### EXERCISE DIRECTIONS
Search the data for "allograft". Each line containing it is to be copied.

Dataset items
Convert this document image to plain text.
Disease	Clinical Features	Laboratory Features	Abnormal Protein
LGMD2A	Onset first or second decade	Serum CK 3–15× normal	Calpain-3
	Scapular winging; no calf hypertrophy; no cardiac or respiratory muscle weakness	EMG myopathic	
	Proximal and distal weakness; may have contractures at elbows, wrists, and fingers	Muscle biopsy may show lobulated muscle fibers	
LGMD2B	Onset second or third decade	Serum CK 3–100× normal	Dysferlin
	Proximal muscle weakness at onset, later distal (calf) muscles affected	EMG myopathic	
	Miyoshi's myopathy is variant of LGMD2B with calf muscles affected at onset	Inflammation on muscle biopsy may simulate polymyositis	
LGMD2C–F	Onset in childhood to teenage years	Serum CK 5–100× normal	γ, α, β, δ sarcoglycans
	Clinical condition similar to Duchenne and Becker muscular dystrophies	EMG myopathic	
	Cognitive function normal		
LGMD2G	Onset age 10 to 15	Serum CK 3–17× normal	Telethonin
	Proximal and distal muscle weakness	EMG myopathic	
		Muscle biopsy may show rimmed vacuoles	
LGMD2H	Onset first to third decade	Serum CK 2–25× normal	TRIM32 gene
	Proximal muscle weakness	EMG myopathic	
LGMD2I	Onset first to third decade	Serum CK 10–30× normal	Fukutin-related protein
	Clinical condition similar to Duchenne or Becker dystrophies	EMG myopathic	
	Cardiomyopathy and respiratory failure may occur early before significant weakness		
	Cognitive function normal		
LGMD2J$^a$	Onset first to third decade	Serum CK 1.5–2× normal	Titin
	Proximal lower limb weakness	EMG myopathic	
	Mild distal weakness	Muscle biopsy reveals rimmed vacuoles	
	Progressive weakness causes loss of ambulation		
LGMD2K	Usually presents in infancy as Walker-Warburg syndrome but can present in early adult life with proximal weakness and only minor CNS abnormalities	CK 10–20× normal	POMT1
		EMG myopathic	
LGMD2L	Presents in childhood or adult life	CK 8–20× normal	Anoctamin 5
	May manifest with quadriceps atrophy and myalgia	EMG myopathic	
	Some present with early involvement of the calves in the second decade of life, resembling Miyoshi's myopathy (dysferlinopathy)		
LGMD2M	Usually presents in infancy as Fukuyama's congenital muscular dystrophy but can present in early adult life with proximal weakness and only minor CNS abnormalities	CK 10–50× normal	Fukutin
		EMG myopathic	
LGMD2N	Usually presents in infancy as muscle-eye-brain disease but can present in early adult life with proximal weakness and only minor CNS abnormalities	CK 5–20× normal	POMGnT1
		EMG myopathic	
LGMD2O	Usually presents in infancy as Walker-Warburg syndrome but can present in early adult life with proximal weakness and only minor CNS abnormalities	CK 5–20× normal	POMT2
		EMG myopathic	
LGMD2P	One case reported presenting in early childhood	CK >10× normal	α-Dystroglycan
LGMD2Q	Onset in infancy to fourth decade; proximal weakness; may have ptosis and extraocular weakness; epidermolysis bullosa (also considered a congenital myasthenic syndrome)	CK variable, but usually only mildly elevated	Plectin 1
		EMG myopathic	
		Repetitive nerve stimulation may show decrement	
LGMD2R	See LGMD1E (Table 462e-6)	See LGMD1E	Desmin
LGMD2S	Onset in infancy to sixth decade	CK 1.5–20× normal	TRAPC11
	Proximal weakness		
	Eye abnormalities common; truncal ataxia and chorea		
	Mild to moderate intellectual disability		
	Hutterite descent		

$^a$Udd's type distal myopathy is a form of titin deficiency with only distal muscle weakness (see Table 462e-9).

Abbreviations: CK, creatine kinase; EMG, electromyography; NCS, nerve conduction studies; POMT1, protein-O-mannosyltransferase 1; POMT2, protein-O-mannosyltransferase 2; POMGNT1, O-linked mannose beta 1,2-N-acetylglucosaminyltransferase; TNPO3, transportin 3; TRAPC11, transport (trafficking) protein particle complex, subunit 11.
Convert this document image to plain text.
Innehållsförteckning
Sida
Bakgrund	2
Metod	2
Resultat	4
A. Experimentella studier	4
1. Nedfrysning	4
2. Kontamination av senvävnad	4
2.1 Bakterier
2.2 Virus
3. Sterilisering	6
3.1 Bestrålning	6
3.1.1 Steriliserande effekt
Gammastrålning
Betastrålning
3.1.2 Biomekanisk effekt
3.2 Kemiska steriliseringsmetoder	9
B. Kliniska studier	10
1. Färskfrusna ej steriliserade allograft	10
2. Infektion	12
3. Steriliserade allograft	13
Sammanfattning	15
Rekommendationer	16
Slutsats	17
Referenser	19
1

### WORKED SOLUTION
1. Färskfrusna ej steriliserade allograft	10
3. Steriliserade allograft	13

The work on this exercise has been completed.